EXERCISE DATA
********

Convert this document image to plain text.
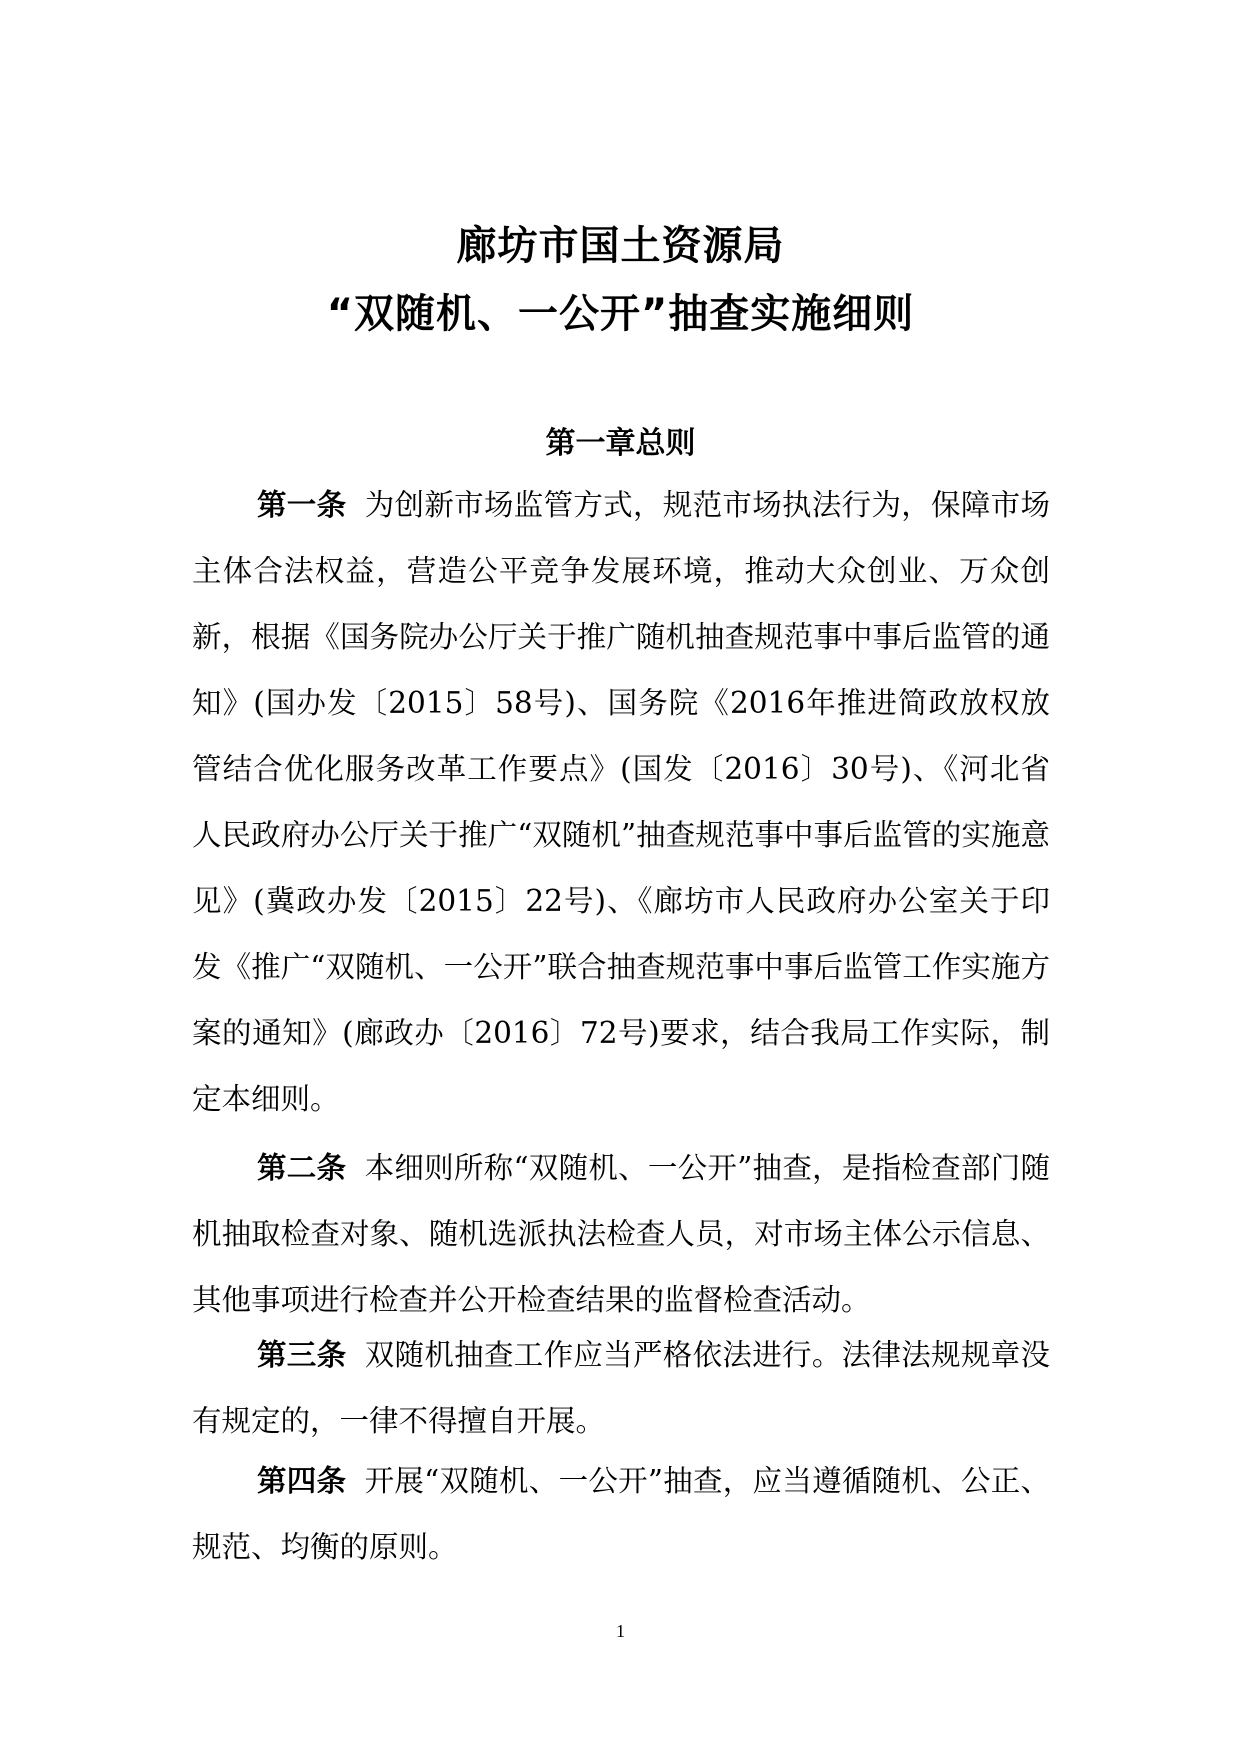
廊坊市国土资源局
“双随机、一公开”抽查实施细则
第一章总则

第一条 为创新市场监管方式，规范市场执法行为，保障市场主体合法权益，营造公平竞争发展环境，推动大众创业、万众创新，根据《国务院办公厅关于推广随机抽查规范事中事后监管的通知》(国办发〔2015〕58号)、国务院《2016年推进简政放权放管结合优化服务改革工作要点》(国发〔2016〕30号)、《河北省人民政府办公厅关于推广“双随机”抽查规范事中事后监管的实施意见》(冀政办发〔2015〕22号)、《廊坊市人民政府办公室关于印发《推广“双随机、一公开”联合抽查规范事中事后监管工作实施方案的通知》(廊政办〔2016〕72号)要求，结合我局工作实际，制定本细则。

第二条 本细则所称“双随机、一公开”抽查，是指检查部门随机抽取检查对象、随机选派执法检查人员，对市场主体公示信息、其他事项进行检查并公开检查结果的监督检查活动。

第三条 双随机抽查工作应当严格依法进行。法律法规规章没有规定的，一律不得擅自开展。

第四条 开展“双随机、一公开”抽查，应当遵循随机、公正、规范、均衡的原则。

1
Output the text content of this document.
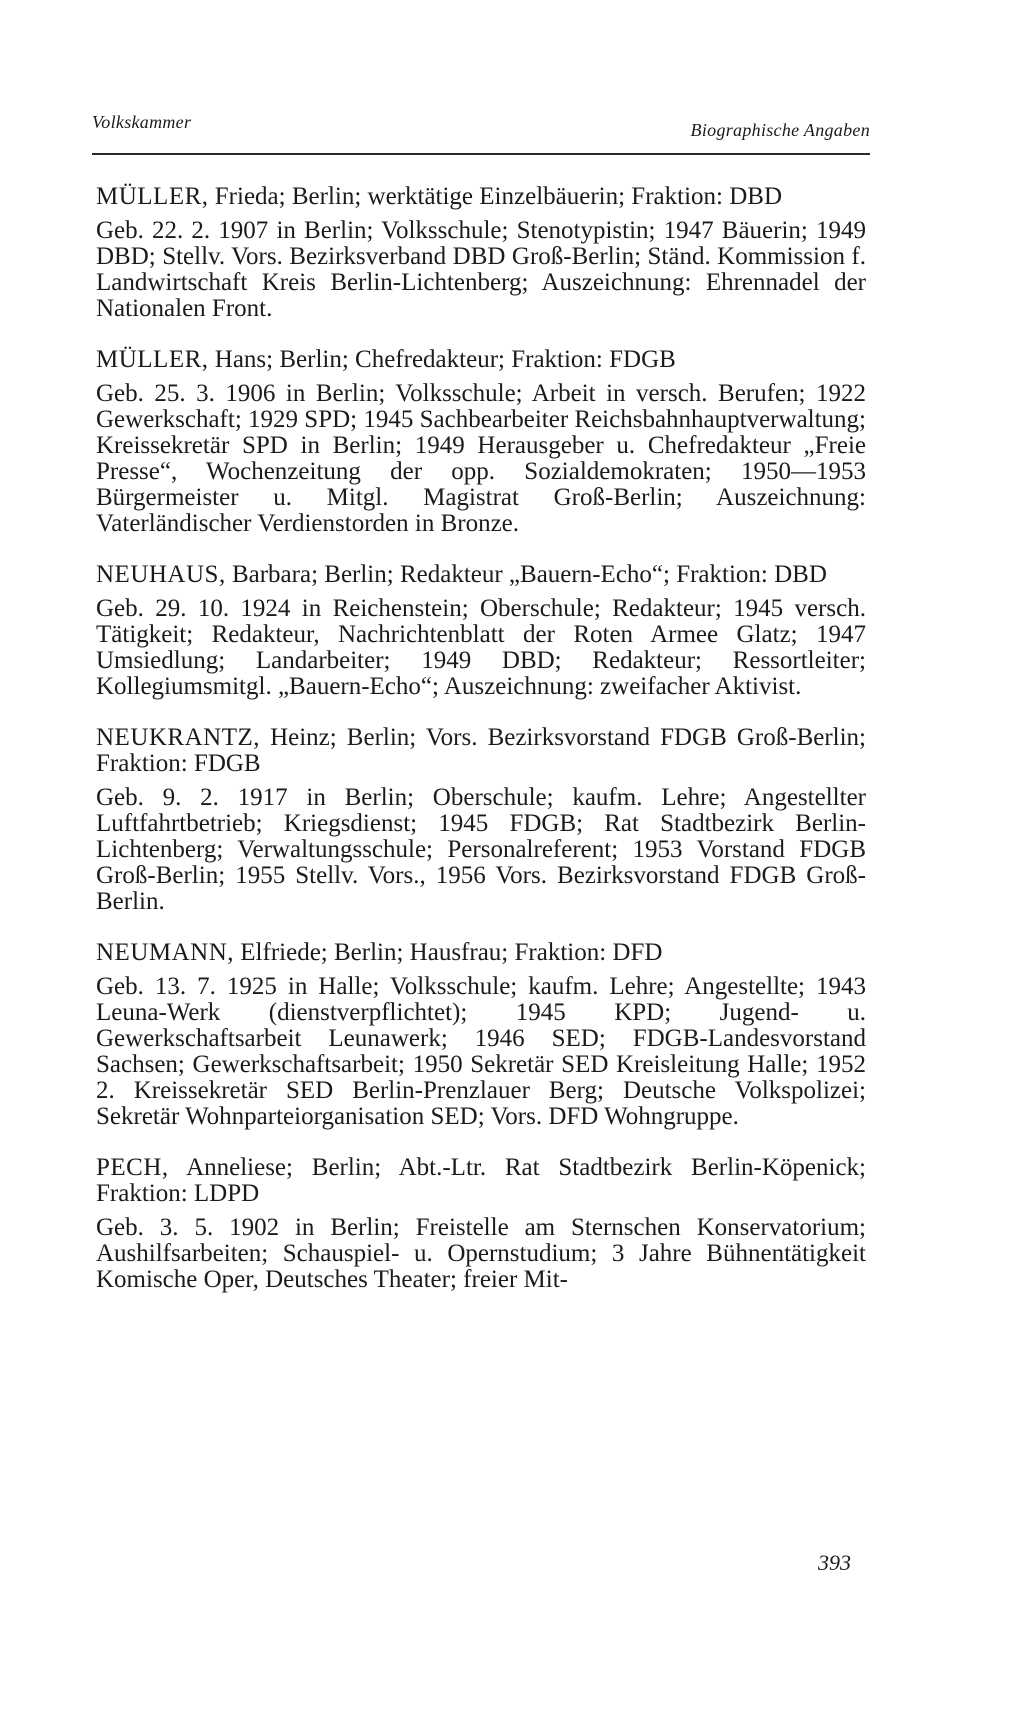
Volkskammer	Biographische Angaben

MÜLLER, Frieda; Berlin; werktätige Einzelbäuerin; Fraktion: DBD

Geb. 22. 2. 1907 in Berlin; Volksschule; Stenotypistin; 1947 Bäuerin; 1949 DBD; Stellv. Vors. Bezirksverband DBD Groß-Berlin; Ständ. Kommission f. Landwirtschaft Kreis Berlin-Lichtenberg; Auszeichnung: Ehrennadel der Nationalen Front.

MÜLLER, Hans; Berlin; Chefredakteur; Fraktion: FDGB

Geb. 25. 3. 1906 in Berlin; Volksschule; Arbeit in versch. Berufen; 1922 Gewerkschaft; 1929 SPD; 1945 Sachbearbeiter Reichsbahnhauptverwaltung; Kreissekretär SPD in Berlin; 1949 Herausgeber u. Chefredakteur „Freie Presse“, Wochenzeitung der opp. Sozialdemokraten; 1950—1953 Bürgermeister u. Mitgl. Magistrat Groß-Berlin; Auszeichnung: Vaterländischer Verdienstorden in Bronze.

NEUHAUS, Barbara; Berlin; Redakteur „Bauern-Echo“; Fraktion: DBD

Geb. 29. 10. 1924 in Reichenstein; Oberschule; Redakteur; 1945 versch. Tätigkeit; Redakteur, Nachrichtenblatt der Roten Armee Glatz; 1947 Umsiedlung; Landarbeiter; 1949 DBD; Redakteur; Ressortleiter; Kollegiumsmitgl. „Bauern-Echo“; Auszeichnung: zweifacher Aktivist.

NEUKRANTZ, Heinz; Berlin; Vors. Bezirksvorstand FDGB Groß-Berlin; Fraktion: FDGB

Geb. 9. 2. 1917 in Berlin; Oberschule; kaufm. Lehre; Angestellter Luftfahrtbetrieb; Kriegsdienst; 1945 FDGB; Rat Stadtbezirk Berlin-Lichtenberg; Verwaltungsschule; Personalreferent; 1953 Vorstand FDGB Groß-Berlin; 1955 Stellv. Vors., 1956 Vors. Bezirksvorstand FDGB Groß-Berlin.

NEUMANN, Elfriede; Berlin; Hausfrau; Fraktion: DFD

Geb. 13. 7. 1925 in Halle; Volksschule; kaufm. Lehre; Angestellte; 1943 Leuna-Werk (dienstverpflichtet); 1945 KPD; Jugend- u. Gewerkschaftsarbeit Leunawerk; 1946 SED; FDGB-Landesvorstand Sachsen; Gewerkschaftsarbeit; 1950 Sekretär SED Kreisleitung Halle; 1952 2. Kreissekretär SED Berlin-Prenzlauer Berg; Deutsche Volkspolizei; Sekretär Wohnparteiorganisation SED; Vors. DFD Wohngruppe.

PECH, Anneliese; Berlin; Abt.-Ltr. Rat Stadtbezirk Berlin-Köpenick; Fraktion: LDPD

Geb. 3. 5. 1902 in Berlin; Freistelle am Sternschen Konservatorium; Aushilfsarbeiten; Schauspiel- u. Opernstudium; 3 Jahre Bühnentätigkeit Komische Oper, Deutsches Theater; freier Mit-

393
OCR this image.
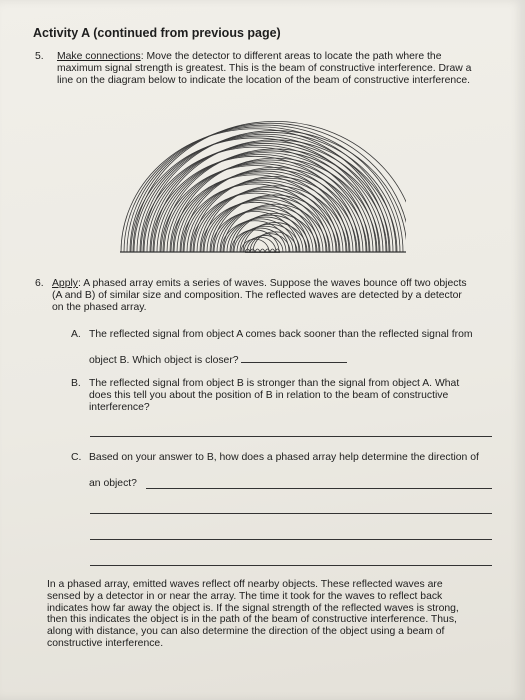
Activity A (continued from previous page)
5. Make connections: Move the detector to different areas to locate the path where the
maximum signal strength is greatest. This is the beam of constructive interference. Draw a
line on the diagram below to indicate the location of the beam of constructive interference.
6. Apply: A phased array emits a series of waves. Suppose the waves bounce off two objects
(A and B) of similar size and composition. The reflected waves are detected by a detector
on the phased array.
A. The reflected signal from object A comes back sooner than the reflected signal from
object B. Which object is closer?
B. The reflected signal from object B is stronger than the signal from object A. What
does this tell you about the position of B in relation to the beam of constructive
interference?
C. Based on your answer to B, how does a phased array help determine the direction of
an object?
In a phased array, emitted waves reflect off nearby objects. These reflected waves are
sensed by a detector in or near the array. The time it took for the waves to reflect back
indicates how far away the object is. If the signal strength of the reflected waves is strong,
then this indicates the object is in the path of the beam of constructive interference. Thus,
along with distance, you can also determine the direction of the object using a beam of
constructive interference.
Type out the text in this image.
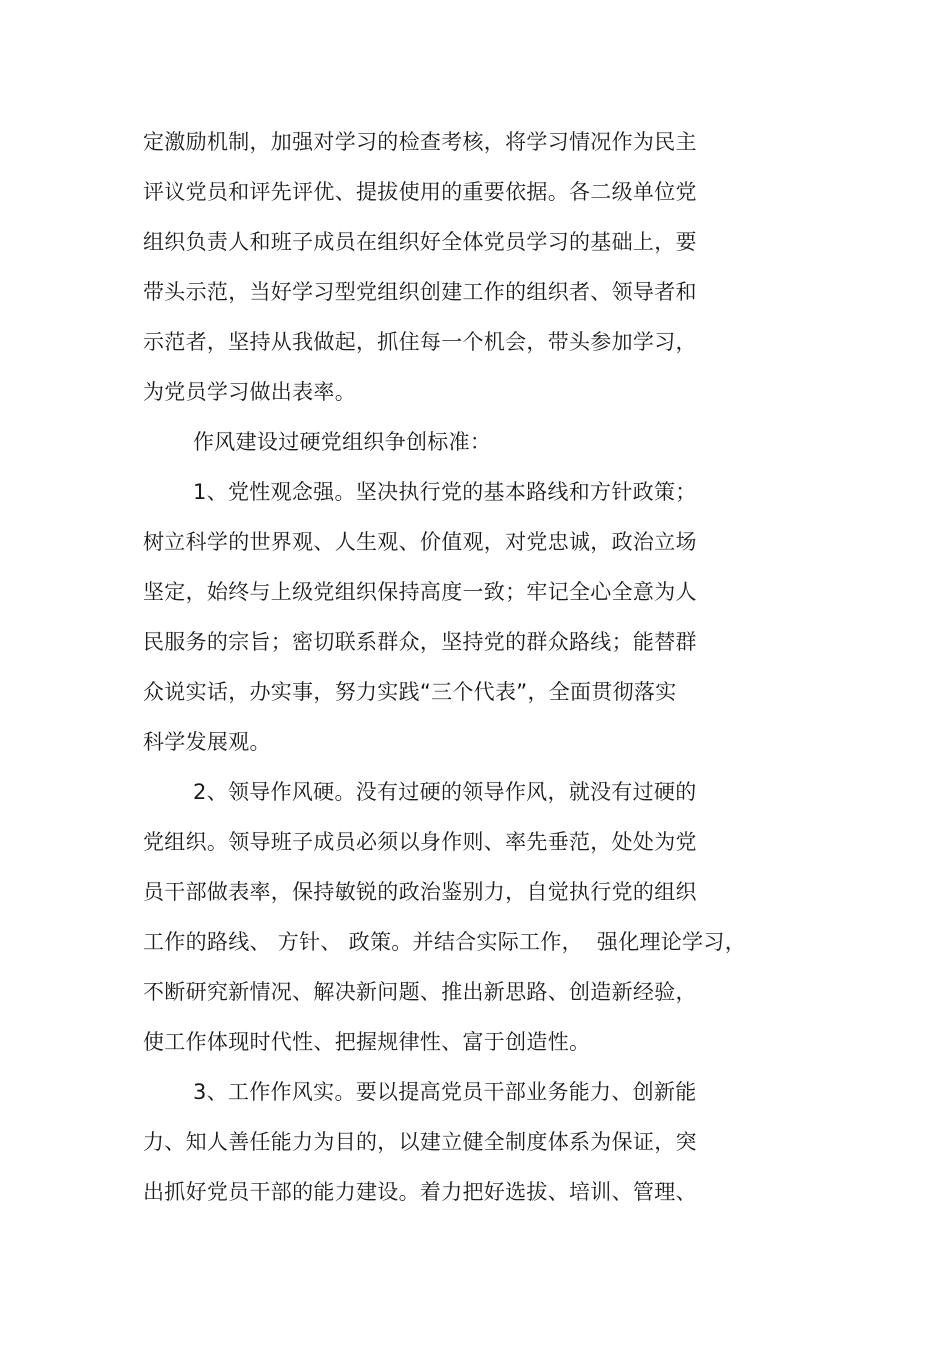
定激励机制，加强对学习的检查考核，将学习情况作为民主

评议党员和评先评优、提拔使用的重要依据。各二级单位党

组织负责人和班子成员在组织好全体党员学习的基础上，要

带头示范，当好学习型党组织创建工作的组织者、领导者和

示范者，坚持从我做起，抓住每一个机会，带头参加学习，

为党员学习做出表率。

作风建设过硬党组织争创标准：

1、党性观念强。坚决执行党的基本路线和方针政策；

树立科学的世界观、人生观、价值观，对党忠诚，政治立场

坚定，始终与上级党组织保持高度一致；牢记全心全意为人

民服务的宗旨；密切联系群众，坚持党的群众路线；能替群

众说实话，办实事，努力实践“三个代表”，全面贯彻落实

科学发展观。

2、领导作风硬。没有过硬的领导作风，就没有过硬的

党组织。领导班子成员必须以身作则、率先垂范，处处为党

员干部做表率，保持敏锐的政治鉴别力，自觉执行党的组织

工作的路线、 方针、 政策。并结合实际工作，  强化理论学习，

不断研究新情况、解决新问题、推出新思路、创造新经验，

使工作体现时代性、把握规律性、富于创造性。

3、工作作风实。要以提高党员干部业务能力、创新能

力、知人善任能力为目的，以建立健全制度体系为保证，突

出抓好党员干部的能力建设。着力把好选拔、培训、管理、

********

WHAT YOU SHOULD DO
Transcribe the material exactly, leaving every picture out.

RESULT
Convert this document image to plain text.
廊坊市国土资源局
“双随机、一公开”抽查实施细则
第一章总则

第一条 为创新市场监管方式，规范市场执法行为，保障市场主体合法权益，营造公平竞争发展环境，推动大众创业、万众创新，根据《国务院办公厅关于推广随机抽查规范事中事后监管的通知》(国办发〔2015〕58号)、国务院《2016年推进简政放权放管结合优化服务改革工作要点》(国发〔2016〕30号)、《河北省人民政府办公厅关于推广“双随机”抽查规范事中事后监管的实施意见》(冀政办发〔2015〕22号)、《廊坊市人民政府办公室关于印发《推广“双随机、一公开”联合抽查规范事中事后监管工作实施方案的通知》(廊政办〔2016〕72号)要求，结合我局工作实际，制定本细则。

第二条 本细则所称“双随机、一公开”抽查，是指检查部门随机抽取检查对象、随机选派执法检查人员，对市场主体公示信息、其他事项进行检查并公开检查结果的监督检查活动。

第三条 双随机抽查工作应当严格依法进行。法律法规规章没有规定的，一律不得擅自开展。

第四条 开展“双随机、一公开”抽查，应当遵循随机、公正、规范、均衡的原则。

1
Output the text content of this document.
Volkskammer	Biographische Angaben

MÜLLER, Frieda; Berlin; werktätige Einzelbäuerin; Fraktion: DBD

Geb. 22. 2. 1907 in Berlin; Volksschule; Stenotypistin; 1947 Bäuerin; 1949 DBD; Stellv. Vors. Bezirksverband DBD Groß-Berlin; Ständ. Kommission f. Landwirtschaft Kreis Berlin-Lichtenberg; Auszeichnung: Ehrennadel der Nationalen Front.

MÜLLER, Hans; Berlin; Chefredakteur; Fraktion: FDGB

Geb. 25. 3. 1906 in Berlin; Volksschule; Arbeit in versch. Berufen; 1922 Gewerkschaft; 1929 SPD; 1945 Sachbearbeiter Reichsbahnhauptverwaltung; Kreissekretär SPD in Berlin; 1949 Herausgeber u. Chefredakteur „Freie Presse“, Wochenzeitung der opp. Sozialdemokraten; 1950—1953 Bürgermeister u. Mitgl. Magistrat Groß-Berlin; Auszeichnung: Vaterländischer Verdienstorden in Bronze.

NEUHAUS, Barbara; Berlin; Redakteur „Bauern-Echo“; Fraktion: DBD

Geb. 29. 10. 1924 in Reichenstein; Oberschule; Redakteur; 1945 versch. Tätigkeit; Redakteur, Nachrichtenblatt der Roten Armee Glatz; 1947 Umsiedlung; Landarbeiter; 1949 DBD; Redakteur; Ressortleiter; Kollegiumsmitgl. „Bauern-Echo“; Auszeichnung: zweifacher Aktivist.

NEUKRANTZ, Heinz; Berlin; Vors. Bezirksvorstand FDGB Groß-Berlin; Fraktion: FDGB

Geb. 9. 2. 1917 in Berlin; Oberschule; kaufm. Lehre; Angestellter Luftfahrtbetrieb; Kriegsdienst; 1945 FDGB; Rat Stadtbezirk Berlin-Lichtenberg; Verwaltungsschule; Personalreferent; 1953 Vorstand FDGB Groß-Berlin; 1955 Stellv. Vors., 1956 Vors. Bezirksvorstand FDGB Groß-Berlin.

NEUMANN, Elfriede; Berlin; Hausfrau; Fraktion: DFD

Geb. 13. 7. 1925 in Halle; Volksschule; kaufm. Lehre; Angestellte; 1943 Leuna-Werk (dienstverpflichtet); 1945 KPD; Jugend- u. Gewerkschaftsarbeit Leunawerk; 1946 SED; FDGB-Landesvorstand Sachsen; Gewerkschaftsarbeit; 1950 Sekretär SED Kreisleitung Halle; 1952 2. Kreissekretär SED Berlin-Prenzlauer Berg; Deutsche Volkspolizei; Sekretär Wohnparteiorganisation SED; Vors. DFD Wohngruppe.

PECH, Anneliese; Berlin; Abt.-Ltr. Rat Stadtbezirk Berlin-Köpenick; Fraktion: LDPD

Geb. 3. 5. 1902 in Berlin; Freistelle am Sternschen Konservatorium; Aushilfsarbeiten; Schauspiel- u. Opernstudium; 3 Jahre Bühnentätigkeit Komische Oper, Deutsches Theater; freier Mit-

393
OCR this image.
Activity A (continued from previous page)
5. Make connections: Move the detector to different areas to locate the path where the
maximum signal strength is greatest. This is the beam of constructive interference. Draw a
line on the diagram below to indicate the location of the beam of constructive interference.
6. Apply: A phased array emits a series of waves. Suppose the waves bounce off two objects
(A and B) of similar size and composition. The reflected waves are detected by a detector
on the phased array.
A. The reflected signal from object A comes back sooner than the reflected signal from
object B. Which object is closer?
B. The reflected signal from object B is stronger than the signal from object A. What
does this tell you about the position of B in relation to the beam of constructive
interference?
C. Based on your answer to B, how does a phased array help determine the direction of
an object?
In a phased array, emitted waves reflect off nearby objects. These reflected waves are
sensed by a detector in or near the array. The time it took for the waves to reflect back
indicates how far away the object is. If the signal strength of the reflected waves is strong,
then this indicates the object is in the path of the beam of constructive interference. Thus,
along with distance, you can also determine the direction of the object using a beam of
constructive interference.
Type out the text in this image.
定激励机制，加强对学习的检查考核，将学习情况作为民主

评议党员和评先评优、提拔使用的重要依据。各二级单位党

组织负责人和班子成员在组织好全体党员学习的基础上，要

带头示范，当好学习型党组织创建工作的组织者、领导者和

示范者，坚持从我做起，抓住每一个机会，带头参加学习，

为党员学习做出表率。

作风建设过硬党组织争创标准：

1、党性观念强。坚决执行党的基本路线和方针政策；

树立科学的世界观、人生观、价值观，对党忠诚，政治立场

坚定，始终与上级党组织保持高度一致；牢记全心全意为人

民服务的宗旨；密切联系群众，坚持党的群众路线；能替群

众说实话，办实事，努力实践“三个代表”，全面贯彻落实

科学发展观。

2、领导作风硬。没有过硬的领导作风，就没有过硬的

党组织。领导班子成员必须以身作则、率先垂范，处处为党

员干部做表率，保持敏锐的政治鉴别力，自觉执行党的组织

工作的路线、 方针、 政策。并结合实际工作，  强化理论学习，

不断研究新情况、解决新问题、推出新思路、创造新经验，

使工作体现时代性、把握规律性、富于创造性。

3、工作作风实。要以提高党员干部业务能力、创新能

力、知人善任能力为目的，以建立健全制度体系为保证，突

出抓好党员干部的能力建设。着力把好选拔、培训、管理、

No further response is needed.